Working data ->
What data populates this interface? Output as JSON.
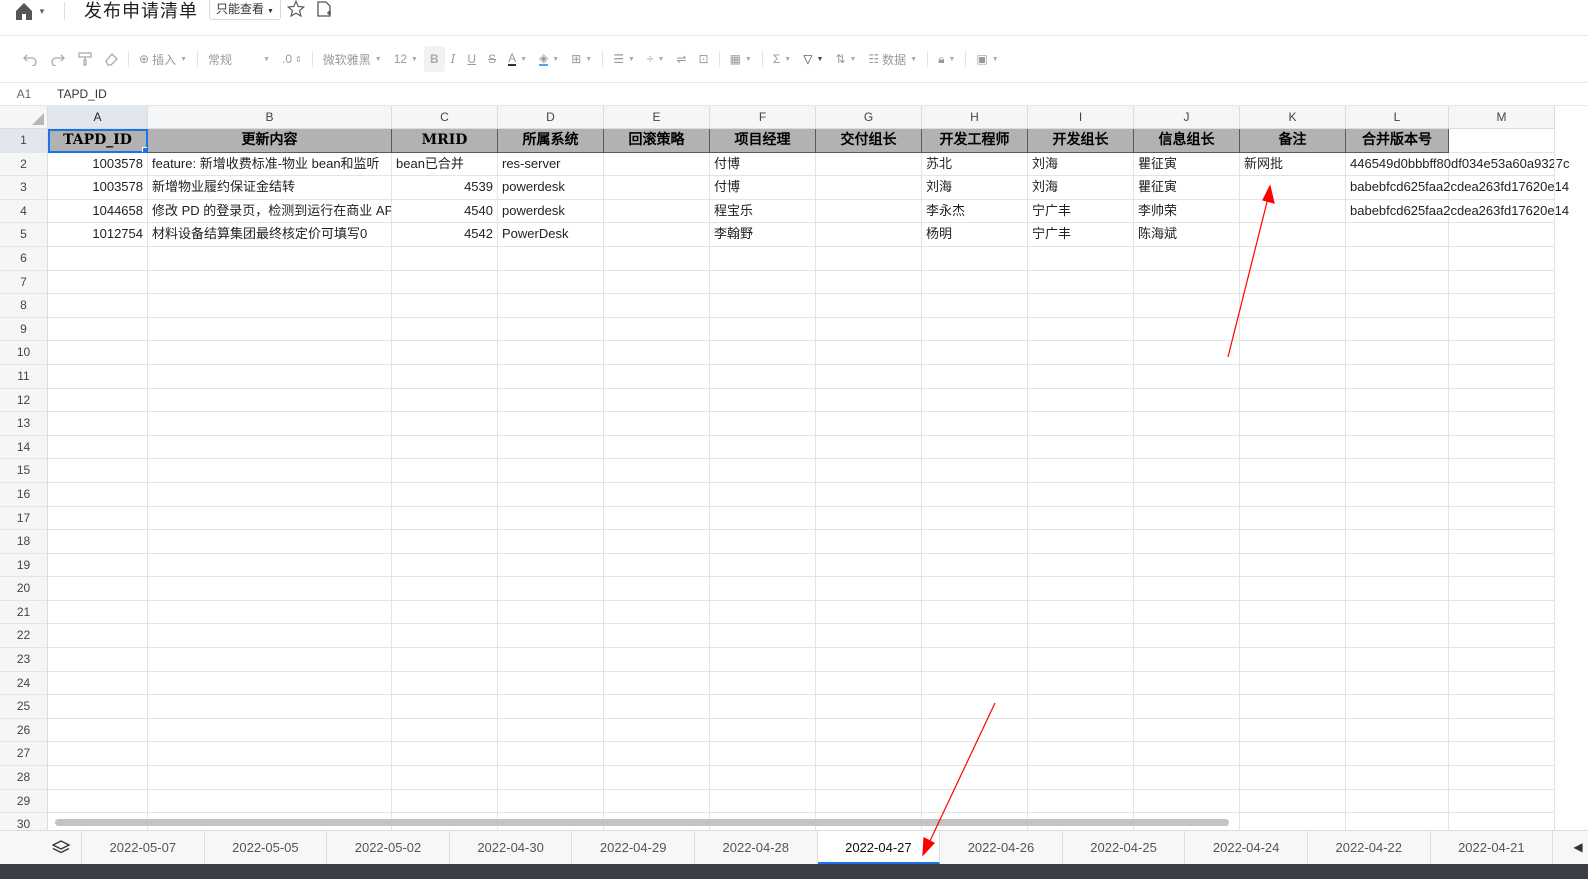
{
  "header": {
    "title": "发布申请清单",
    "mode_label": "只能查看"
  },
  "toolbar": {
    "insert_label": "插入",
    "format_label": "常规",
    "decimal_label": ".0",
    "font_label": "微软雅黑",
    "size_label": "12",
    "data_label": "数据"
  },
  "formula_bar": {
    "cell_ref": "A1",
    "content": "TAPD_ID"
  },
  "columns": [
    "A",
    "B",
    "C",
    "D",
    "E",
    "F",
    "G",
    "H",
    "I",
    "J",
    "K",
    "L",
    "M"
  ],
  "rows": [
    "1",
    "2",
    "3",
    "4",
    "5",
    "6",
    "7",
    "8",
    "9",
    "10",
    "11",
    "12",
    "13",
    "14",
    "15",
    "16",
    "17",
    "18",
    "19",
    "20",
    "21",
    "22",
    "23",
    "24",
    "25",
    "26",
    "27",
    "28",
    "29",
    "30"
  ],
  "table": {
    "headers": [
      "TAPD_ID",
      "更新内容",
      "MRID",
      "所属系统",
      "回滚策略",
      "项目经理",
      "交付组长",
      "开发工程师",
      "开发组长",
      "信息组长",
      "备注",
      "合并版本号"
    ],
    "data": [
      [
        "1003578",
        "feature: 新增收费标准-物业 bean和监听",
        "bean已合并",
        "res-server",
        "",
        "付博",
        "",
        "苏北",
        "刘海",
        "瞿征寅",
        "新网批",
        "446549d0bbbff80df034e53a60a9327c"
      ],
      [
        "1003578",
        "新增物业履约保证金结转",
        "4539",
        "powerdesk",
        "",
        "付博",
        "",
        "刘海",
        "刘海",
        "瞿征寅",
        "",
        "babebfcd625faa2cdea263fd17620e14"
      ],
      [
        "1044658",
        "修改 PD 的登录页，检测到运行在商业 API",
        "4540",
        "powerdesk",
        "",
        "程宝乐",
        "",
        "李永杰",
        "宁广丰",
        "李帅荣",
        "",
        "babebfcd625faa2cdea263fd17620e14"
      ],
      [
        "1012754",
        "材料设备结算集团最终核定价可填写0",
        "4542",
        "PowerDesk",
        "",
        "李翰野",
        "",
        "杨明",
        "宁广丰",
        "陈海斌",
        "",
        ""
      ]
    ]
  },
  "sheet_tabs": [
    "2022-05-07",
    "2022-05-05",
    "2022-05-02",
    "2022-04-30",
    "2022-04-29",
    "2022-04-28",
    "2022-04-27",
    "2022-04-26",
    "2022-04-25",
    "2022-04-24",
    "2022-04-22",
    "2022-04-21"
  ],
  "active_tab": "2022-04-27",
  "colors": {
    "accent": "#1a73e8",
    "header_fill": "#b2b2b2",
    "annotation": "#ff0000"
  },
  "icons": [
    "home-icon",
    "star-icon",
    "file-add-icon",
    "undo-icon",
    "redo-icon",
    "format-painter-icon",
    "eraser-icon",
    "layers-icon"
  ]
}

Your goal -> Transcribe the records above exactly as they appear, leaving out any pictures.

Output for this exercise ->
What data populates this interface? Output as JSON.
{
  "header": {
    "title": "发布申请清单",
    "mode_label": "只能查看"
  },
  "toolbar": {
    "insert_label": "插入",
    "format_label": "常规",
    "decimal_label": ".0",
    "font_label": "微软雅黑",
    "size_label": "12",
    "data_label": "数据"
  },
  "formula_bar": {
    "cell_ref": "A1",
    "content": "TAPD_ID"
  },
  "columns": [
    "A",
    "B",
    "C",
    "D",
    "E",
    "F",
    "G",
    "H",
    "I",
    "J",
    "K",
    "L",
    "M"
  ],
  "rows": [
    "1",
    "2",
    "3",
    "4",
    "5",
    "6",
    "7",
    "8",
    "9",
    "10",
    "11",
    "12",
    "13",
    "14",
    "15",
    "16",
    "17",
    "18",
    "19",
    "20",
    "21",
    "22",
    "23",
    "24",
    "25",
    "26",
    "27",
    "28",
    "29",
    "30"
  ],
  "table": {
    "headers": [
      "TAPD_ID",
      "更新内容",
      "MRID",
      "所属系统",
      "回滚策略",
      "项目经理",
      "交付组长",
      "开发工程师",
      "开发组长",
      "信息组长",
      "备注",
      "合并版本号"
    ],
    "data": [
      [
        "1003578",
        "feature: 新增收费标准-物业 bean和监听",
        "bean已合并",
        "res-server",
        "",
        "付博",
        "",
        "苏北",
        "刘海",
        "瞿征寅",
        "新网批",
        "446549d0bbbff80df034e53a60a9327c"
      ],
      [
        "1003578",
        "新增物业履约保证金结转",
        "4539",
        "powerdesk",
        "",
        "付博",
        "",
        "刘海",
        "刘海",
        "瞿征寅",
        "",
        "babebfcd625faa2cdea263fd17620e14"
      ],
      [
        "1044658",
        "修改 PD 的登录页，检测到运行在商业 API",
        "4540",
        "powerdesk",
        "",
        "程宝乐",
        "",
        "李永杰",
        "宁广丰",
        "李帅荣",
        "",
        "babebfcd625faa2cdea263fd17620e14"
      ],
      [
        "1012754",
        "材料设备结算集团最终核定价可填写0",
        "4542",
        "PowerDesk",
        "",
        "李翰野",
        "",
        "杨明",
        "宁广丰",
        "陈海斌",
        "",
        ""
      ]
    ]
  },
  "sheet_tabs": [
    "2022-05-07",
    "2022-05-05",
    "2022-05-02",
    "2022-04-30",
    "2022-04-29",
    "2022-04-28",
    "2022-04-27",
    "2022-04-26",
    "2022-04-25",
    "2022-04-24",
    "2022-04-22",
    "2022-04-21"
  ],
  "active_tab": "2022-04-27",
  "colors": {
    "accent": "#1a73e8",
    "header_fill": "#b2b2b2",
    "annotation": "#ff0000"
  },
  "icons": [
    "home-icon",
    "star-icon",
    "file-add-icon",
    "undo-icon",
    "redo-icon",
    "format-painter-icon",
    "eraser-icon",
    "layers-icon"
  ]
}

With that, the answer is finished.